- **Instruction**
Every record that follows must be duplicated exactly, with images left out.

#### Data supplied

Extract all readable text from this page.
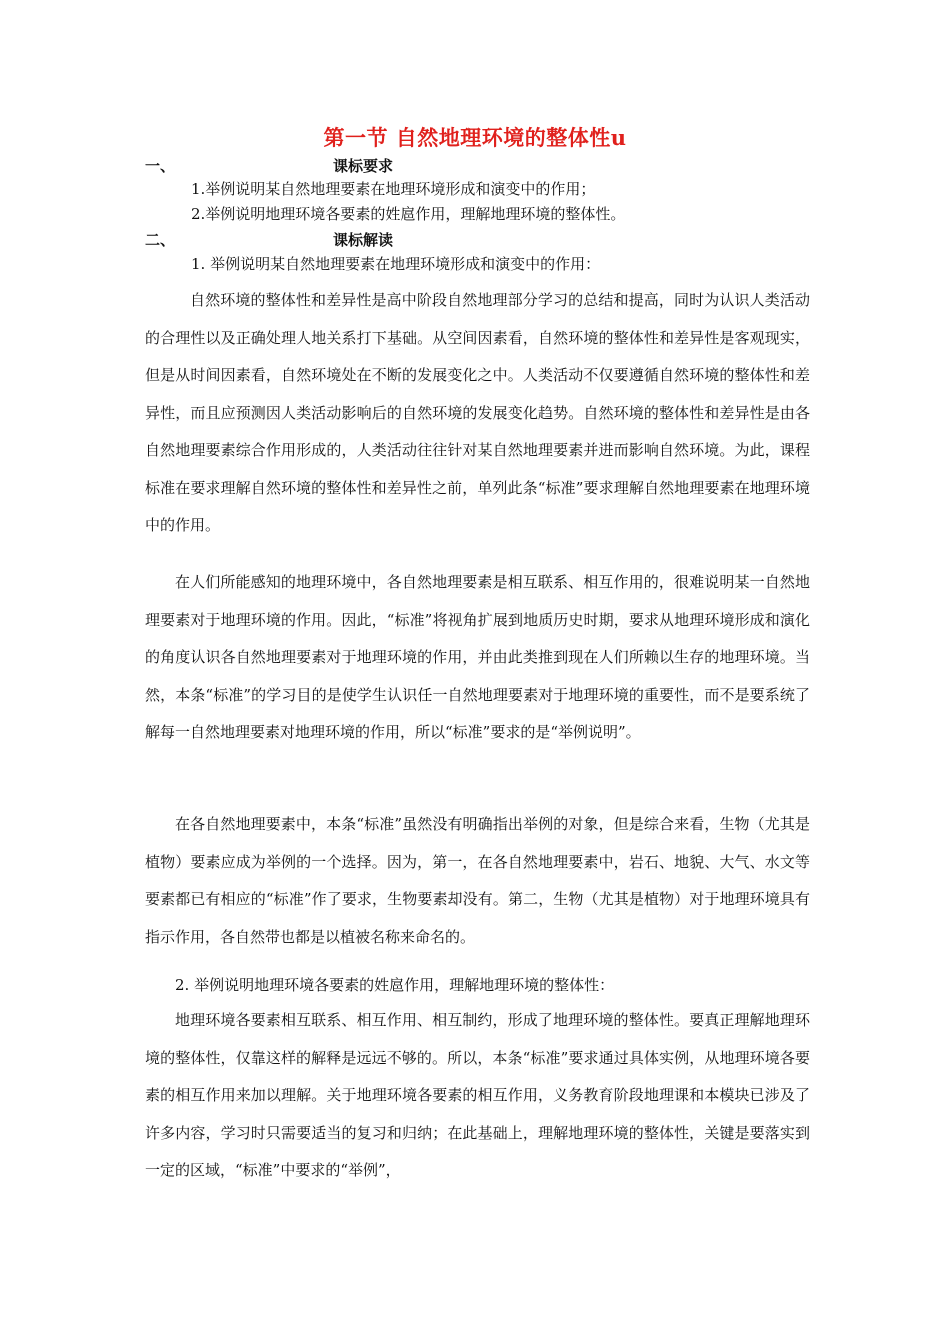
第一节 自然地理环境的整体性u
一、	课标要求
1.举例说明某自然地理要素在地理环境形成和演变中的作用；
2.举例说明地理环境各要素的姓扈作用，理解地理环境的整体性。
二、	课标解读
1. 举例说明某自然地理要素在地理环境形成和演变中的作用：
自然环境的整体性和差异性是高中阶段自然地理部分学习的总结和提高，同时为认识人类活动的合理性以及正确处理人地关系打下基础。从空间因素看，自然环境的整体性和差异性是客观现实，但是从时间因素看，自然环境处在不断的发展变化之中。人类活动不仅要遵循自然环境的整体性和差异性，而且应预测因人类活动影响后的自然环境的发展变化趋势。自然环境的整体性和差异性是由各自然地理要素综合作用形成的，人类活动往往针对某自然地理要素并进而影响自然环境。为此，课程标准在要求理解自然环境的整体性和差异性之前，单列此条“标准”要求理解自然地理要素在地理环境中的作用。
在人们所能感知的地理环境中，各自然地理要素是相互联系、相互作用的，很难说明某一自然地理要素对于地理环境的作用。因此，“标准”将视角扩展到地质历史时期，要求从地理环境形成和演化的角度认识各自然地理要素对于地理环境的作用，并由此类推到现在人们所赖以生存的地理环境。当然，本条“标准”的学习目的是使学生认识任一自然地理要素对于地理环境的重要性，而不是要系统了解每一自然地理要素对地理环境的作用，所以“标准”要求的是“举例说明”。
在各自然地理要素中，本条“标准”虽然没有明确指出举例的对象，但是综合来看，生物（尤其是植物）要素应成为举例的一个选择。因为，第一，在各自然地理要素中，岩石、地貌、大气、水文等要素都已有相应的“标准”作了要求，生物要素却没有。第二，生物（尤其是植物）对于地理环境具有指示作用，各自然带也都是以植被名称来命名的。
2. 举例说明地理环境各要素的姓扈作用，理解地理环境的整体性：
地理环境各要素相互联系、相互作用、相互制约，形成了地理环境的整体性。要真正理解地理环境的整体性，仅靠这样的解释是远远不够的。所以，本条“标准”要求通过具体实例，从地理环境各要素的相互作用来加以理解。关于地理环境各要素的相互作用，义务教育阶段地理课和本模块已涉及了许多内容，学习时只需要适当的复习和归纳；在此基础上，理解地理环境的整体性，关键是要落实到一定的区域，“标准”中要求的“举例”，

########

- **Answer to this problem**
Extract all readable text from this page.
第一节 自然地理环境的整体性u
一、	课标要求
1.举例说明某自然地理要素在地理环境形成和演变中的作用；
2.举例说明地理环境各要素的姓扈作用，理解地理环境的整体性。
二、	课标解读
1. 举例说明某自然地理要素在地理环境形成和演变中的作用：
自然环境的整体性和差异性是高中阶段自然地理部分学习的总结和提高，同时为认识人类活动的合理性以及正确处理人地关系打下基础。从空间因素看，自然环境的整体性和差异性是客观现实，但是从时间因素看，自然环境处在不断的发展变化之中。人类活动不仅要遵循自然环境的整体性和差异性，而且应预测因人类活动影响后的自然环境的发展变化趋势。自然环境的整体性和差异性是由各自然地理要素综合作用形成的，人类活动往往针对某自然地理要素并进而影响自然环境。为此，课程标准在要求理解自然环境的整体性和差异性之前，单列此条“标准”要求理解自然地理要素在地理环境中的作用。
在人们所能感知的地理环境中，各自然地理要素是相互联系、相互作用的，很难说明某一自然地理要素对于地理环境的作用。因此，“标准”将视角扩展到地质历史时期，要求从地理环境形成和演化的角度认识各自然地理要素对于地理环境的作用，并由此类推到现在人们所赖以生存的地理环境。当然，本条“标准”的学习目的是使学生认识任一自然地理要素对于地理环境的重要性，而不是要系统了解每一自然地理要素对地理环境的作用，所以“标准”要求的是“举例说明”。
在各自然地理要素中，本条“标准”虽然没有明确指出举例的对象，但是综合来看，生物（尤其是植物）要素应成为举例的一个选择。因为，第一，在各自然地理要素中，岩石、地貌、大气、水文等要素都已有相应的“标准”作了要求，生物要素却没有。第二，生物（尤其是植物）对于地理环境具有指示作用，各自然带也都是以植被名称来命名的。
2. 举例说明地理环境各要素的姓扈作用，理解地理环境的整体性：
地理环境各要素相互联系、相互作用、相互制约，形成了地理环境的整体性。要真正理解地理环境的整体性，仅靠这样的解释是远远不够的。所以，本条“标准”要求通过具体实例，从地理环境各要素的相互作用来加以理解。关于地理环境各要素的相互作用，义务教育阶段地理课和本模块已涉及了许多内容，学习时只需要适当的复习和归纳；在此基础上，理解地理环境的整体性，关键是要落实到一定的区域，“标准”中要求的“举例”，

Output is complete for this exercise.